## Begin INPUT ROWS

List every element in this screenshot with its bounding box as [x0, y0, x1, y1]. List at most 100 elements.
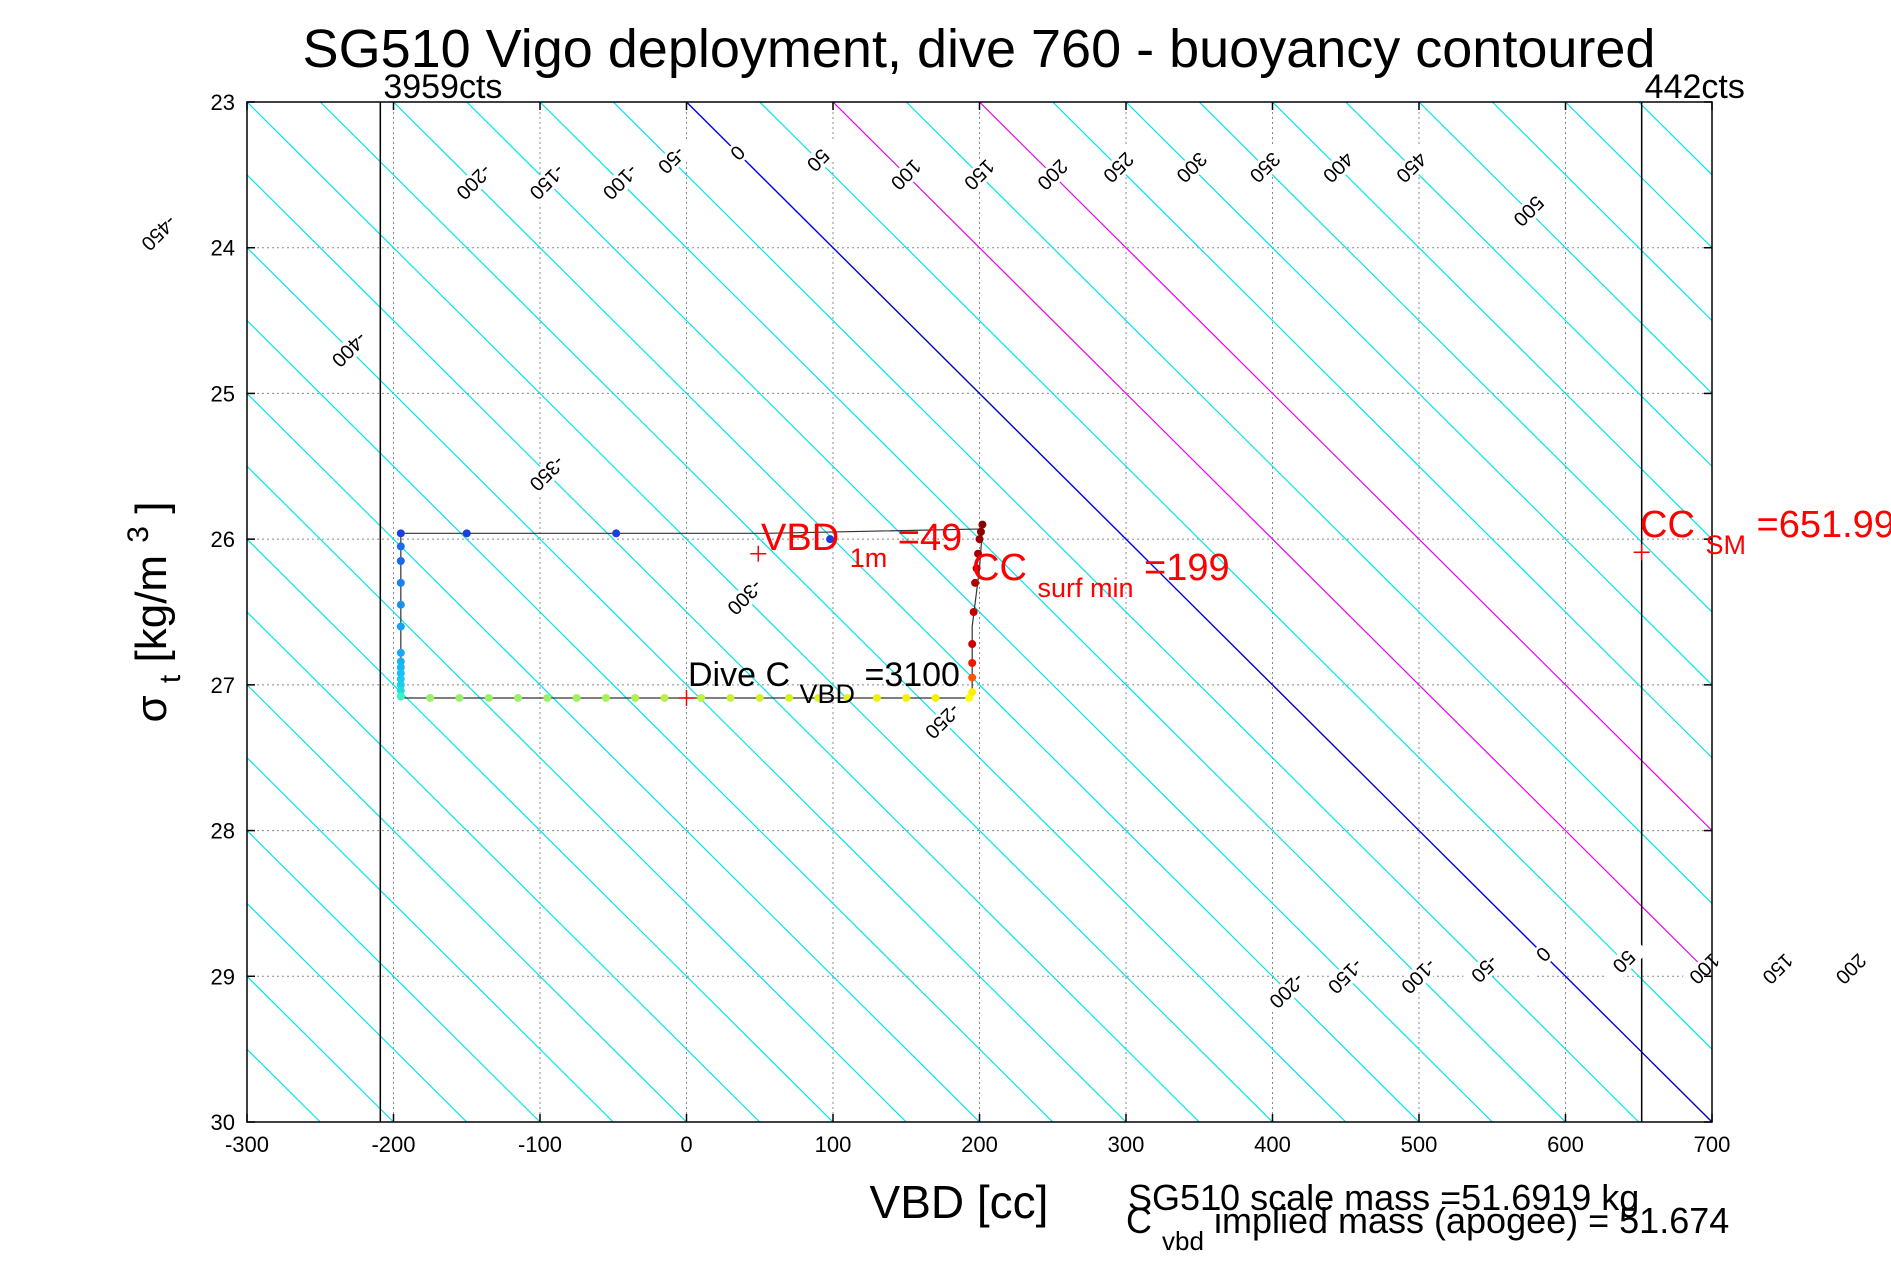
contour-lines [247, 102, 1712, 1122]
contour-line [247, 611, 761, 1122]
observation-point [396, 680, 405, 689]
contour-line [905, 102, 1712, 905]
observation-point [396, 675, 405, 684]
contour-line [1491, 102, 1712, 322]
annotation-dive-cvbd-value: =3100 [864, 656, 960, 694]
contour-label-bg [882, 150, 931, 199]
observation-point [814, 693, 823, 702]
observation-point [396, 669, 405, 678]
x-tick-label: 400 [1254, 1132, 1291, 1157]
y-tick-label: 27 [211, 673, 235, 698]
contour-label-bg [1314, 143, 1363, 192]
annotation-cc-sm-value: =651.99 [1757, 504, 1891, 546]
contour-label-bg [721, 573, 770, 622]
contour-line [247, 756, 614, 1122]
observation-point [968, 673, 977, 682]
contour-label-bg [955, 150, 1004, 199]
observation-point [484, 693, 493, 702]
footer-implied-mass-c: C [1126, 1200, 1152, 1241]
contour-label-bg [1263, 966, 1312, 1015]
contour-label-bg [523, 449, 572, 498]
annotation-cc-surf-min-value: =199 [1144, 547, 1230, 589]
x-tick-label: 500 [1401, 1132, 1438, 1157]
contour-label-bg [1387, 143, 1436, 192]
contour-label-bg [1094, 143, 1143, 192]
y-tick-label: 28 [211, 819, 235, 844]
y-tick-label: 23 [211, 90, 235, 115]
footer-implied-mass-rest: implied mass (apogee) = 51.674 [1214, 1200, 1729, 1241]
contour-label-bg [1167, 143, 1216, 192]
contour-label-bg [1600, 937, 1649, 986]
observation-point [396, 657, 405, 666]
markers [678, 544, 1650, 706]
contour-line [247, 102, 1273, 1122]
y-axis-label-group: σ t [kg/m 3 ] [109, 502, 190, 723]
y-tick-label: 29 [211, 964, 235, 989]
annotation-vbd-1m: VBD 1m =49 [761, 517, 962, 576]
contour-label-bg [1241, 143, 1290, 192]
y-axis-ticks: 23 24 25 26 27 28 29 30 [211, 90, 1712, 1135]
observation-point [514, 693, 523, 702]
contour-label-bg [918, 697, 967, 746]
annotation-cc-sm-base: CC [1640, 504, 1695, 546]
y-axis-label: σ t [kg/m 3 ] [109, 502, 190, 723]
contour-label-bg [1321, 952, 1370, 1001]
contour-label-bg [135, 209, 184, 258]
y-axis-label-sub: t [154, 674, 187, 683]
limit-line-label: 3959cts [383, 68, 502, 106]
contour-label-bg [1394, 952, 1444, 1001]
observation-point [969, 608, 978, 616]
footer-implied-mass: C vbd implied mass (apogee) = 51.674 [1126, 1200, 1729, 1258]
contour-label-bg [1753, 944, 1802, 994]
y-axis-label-symbol: σ [127, 695, 176, 722]
observation-point [902, 693, 911, 702]
observation-point [572, 693, 581, 702]
annotation-vbd-1m-sub: 1m [850, 543, 888, 573]
observation-point [396, 648, 405, 657]
observation-point [396, 557, 405, 565]
y-tick-label: 30 [211, 1110, 235, 1135]
x-axis-ticks: -300 -200 -100 0 100 200 300 400 500 600 700 [225, 102, 1730, 1157]
y-tick-label: 25 [211, 381, 235, 406]
contour-line [247, 538, 834, 1122]
contour-label-bg [523, 158, 572, 207]
observation-point [396, 578, 405, 587]
observation-point [631, 693, 640, 702]
chart-title: SG510 Vigo deployment, dive 760 - buoyan… [303, 19, 1656, 79]
observation-point [660, 693, 669, 702]
observation-points [396, 520, 987, 702]
contour-line [247, 174, 1200, 1122]
x-tick-label: 300 [1108, 1132, 1145, 1157]
observation-point [968, 659, 977, 667]
contour-line [247, 246, 1127, 1122]
observation-point [396, 622, 405, 631]
observation-point [455, 693, 464, 702]
contour-line [1125, 102, 1712, 686]
x-axis-label: VBD [cc] [870, 1176, 1049, 1228]
contour-line [1198, 102, 1712, 613]
contour-line [247, 902, 468, 1122]
observation-point [968, 688, 977, 697]
contour-line [466, 102, 1493, 1122]
contour-label-bg [596, 158, 645, 207]
annotation-cc-surf-min-base: CC [972, 547, 1027, 589]
contour-line [1418, 102, 1712, 395]
observation-point [601, 693, 610, 702]
y-tick-label: 24 [211, 236, 235, 261]
contour-label-bg [647, 136, 696, 185]
contour-line [1272, 102, 1712, 540]
contour-label-bg [1827, 944, 1876, 994]
y-axis-label-unit: [kg/m [127, 555, 176, 663]
observation-point [612, 529, 621, 538]
footer-implied-mass-sub: vbd [1162, 1226, 1204, 1256]
contour-line [247, 465, 907, 1122]
observation-point [396, 529, 405, 538]
x-tick-label: -200 [371, 1132, 415, 1157]
x-tick-label: 600 [1547, 1132, 1584, 1157]
x-tick-label: -100 [518, 1132, 562, 1157]
annotation-vbd-1m-base: VBD [761, 517, 839, 559]
contour-label-bg [1519, 930, 1568, 979]
observation-point [396, 663, 405, 672]
contour-label-bg [1028, 150, 1077, 199]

## End INPUT ROWS

## TASK BRIEF
Convert all of the lines above into a Markdown table with the columns Row and Line, numbering each row and skipping any blank lines. Leave the pictures out of the table.

## WORKED SOLUTION
| Row | Line |
|---|---|
| 1 | List every element in this screenshot with its bounding box as [x0, y0, x1, y1]. List at most 100 elements. |
| 2 | contour-lines [247, 102, 1712, 1122] |
| 3 | contour-line [247, 611, 761, 1122] |
| 4 | observation-point [396, 680, 405, 689] |
| 5 | contour-line [905, 102, 1712, 905] |
| 6 | observation-point [396, 675, 405, 684] |
| 7 | contour-line [1491, 102, 1712, 322] |
| 8 | annotation-dive-cvbd-value: =3100 [864, 656, 960, 694] |
| 9 | contour-label-bg [882, 150, 931, 199] |
| 10 | observation-point [814, 693, 823, 702] |
| 11 | observation-point [396, 669, 405, 678] |
| 12 | x-tick-label: 400 [1254, 1132, 1291, 1157] |
| 13 | y-tick-label: 27 [211, 673, 235, 698] |
| 14 | contour-label-bg [1314, 143, 1363, 192] |
| 15 | annotation-cc-sm-value: =651.99 [1757, 504, 1891, 546] |
| 16 | contour-label-bg [721, 573, 770, 622] |
| 17 | contour-line [247, 756, 614, 1122] |
| 18 | observation-point [968, 673, 977, 682] |
| 19 | contour-label-bg [955, 150, 1004, 199] |
| 20 | observation-point [484, 693, 493, 702] |
| 21 | footer-implied-mass-c: C [1126, 1200, 1152, 1241] |
| 22 | contour-label-bg [1263, 966, 1312, 1015] |
| 23 | contour-label-bg [523, 449, 572, 498] |
| 24 | annotation-cc-surf-min-value: =199 [1144, 547, 1230, 589] |
| 25 | x-tick-label: 500 [1401, 1132, 1438, 1157] |
| 26 | contour-label-bg [1387, 143, 1436, 192] |
| 27 | contour-label-bg [1094, 143, 1143, 192] |
| 28 | y-tick-label: 28 [211, 819, 235, 844] |
| 29 | y-tick-label: 23 [211, 90, 235, 115] |
| 30 | footer-implied-mass-rest: implied mass (apogee) = 51.674 [1214, 1200, 1729, 1241] |
| 31 | contour-label-bg [1167, 143, 1216, 192] |
| 32 | contour-label-bg [1600, 937, 1649, 986] |
| 33 | observation-point [396, 657, 405, 666] |
| 34 | markers [678, 544, 1650, 706] |
| 35 | contour-line [247, 102, 1273, 1122] |
| 36 | y-axis-label-group: σ t [kg/m 3 ] [109, 502, 190, 723] |
| 37 | y-tick-label: 29 [211, 964, 235, 989] |
| 38 | annotation-vbd-1m: VBD 1m =49 [761, 517, 962, 576] |
| 39 | contour-label-bg [1241, 143, 1290, 192] |
| 40 | y-axis-ticks: 23 24 25 26 27 28 29 30 [211, 90, 1712, 1135] |
| 41 | observation-point [514, 693, 523, 702] |
| 42 | contour-label-bg [918, 697, 967, 746] |
| 43 | annotation-cc-sm-base: CC [1640, 504, 1695, 546] |
| 44 | y-axis-label: σ t [kg/m 3 ] [109, 502, 190, 723] |
| 45 | contour-label-bg [1321, 952, 1370, 1001] |
| 46 | contour-label-bg [135, 209, 184, 258] |
| 47 | y-axis-label-sub: t [154, 674, 187, 683] |
| 48 | limit-line-label: 3959cts [383, 68, 502, 106] |
| 49 | contour-label-bg [1394, 952, 1444, 1001] |
| 50 | observation-point [969, 608, 978, 616] |
| 51 | footer-implied-mass: C vbd implied mass (apogee) = 51.674 [1126, 1200, 1729, 1258] |
| 52 | contour-label-bg [1753, 944, 1802, 994] |
| 53 | y-axis-label-symbol: σ [127, 695, 176, 722] |
| 54 | observation-point [902, 693, 911, 702] |
| 55 | observation-point [572, 693, 581, 702] |
| 56 | annotation-vbd-1m-sub: 1m [850, 543, 888, 573] |
| 57 | observation-point [396, 648, 405, 657] |
| 58 | observation-point [396, 557, 405, 565] |
| 59 | y-tick-label: 30 [211, 1110, 235, 1135] |
| 60 | x-axis-ticks: -300 -200 -100 0 100 200 300 400 500 600 700 [225, 102, 1730, 1157] |
| 61 | y-tick-label: 25 [211, 381, 235, 406] |
| 62 | contour-line [247, 538, 834, 1122] |
| 63 | contour-label-bg [523, 158, 572, 207] |
| 64 | observation-point [396, 578, 405, 587] |
| 65 | observation-point [631, 693, 640, 702] |
| 66 | chart-title: SG510 Vigo deployment, dive 760 - buoyan… [303, 19, 1656, 79] |
| 67 | observation-point [660, 693, 669, 702] |
| 68 | observation-points [396, 520, 987, 702] |
| 69 | contour-line [247, 174, 1200, 1122] |
| 70 | x-tick-label: 300 [1108, 1132, 1145, 1157] |
| 71 | observation-point [968, 659, 977, 667] |
| 72 | contour-line [247, 246, 1127, 1122] |
| 73 | observation-point [396, 622, 405, 631] |
| 74 | observation-point [455, 693, 464, 702] |
| 75 | contour-line [1125, 102, 1712, 686] |
| 76 | x-axis-label: VBD [cc] [870, 1176, 1049, 1228] |
| 77 | contour-line [1198, 102, 1712, 613] |
| 78 | contour-line [247, 902, 468, 1122] |
| 79 | observation-point [968, 688, 977, 697] |
| 80 | contour-line [466, 102, 1493, 1122] |
| 81 | contour-label-bg [596, 158, 645, 207] |
| 82 | annotation-cc-surf-min-base: CC [972, 547, 1027, 589] |
| 83 | contour-line [1418, 102, 1712, 395] |
| 84 | observation-point [601, 693, 610, 702] |
| 85 | y-tick-label: 24 [211, 236, 235, 261] |
| 86 | contour-label-bg [647, 136, 696, 185] |
| 87 | contour-line [1272, 102, 1712, 540] |
| 88 | contour-label-bg [1827, 944, 1876, 994] |
| 89 | y-axis-label-unit: [kg/m [127, 555, 176, 663] |
| 90 | observation-point [612, 529, 621, 538] |
| 91 | footer-implied-mass-sub: vbd [1162, 1226, 1204, 1256] |
| 92 | contour-line [247, 465, 907, 1122] |
| 93 | observation-point [396, 529, 405, 538] |
| 94 | x-tick-label: -200 [371, 1132, 415, 1157] |
| 95 | x-tick-label: 600 [1547, 1132, 1584, 1157] |
| 96 | x-tick-label: -100 [518, 1132, 562, 1157] |
| 97 | annotation-vbd-1m-base: VBD [761, 517, 839, 559] |
| 98 | contour-label-bg [1519, 930, 1568, 979] |
| 99 | observation-point [396, 663, 405, 672] |
| 100 | contour-label-bg [1028, 150, 1077, 199] |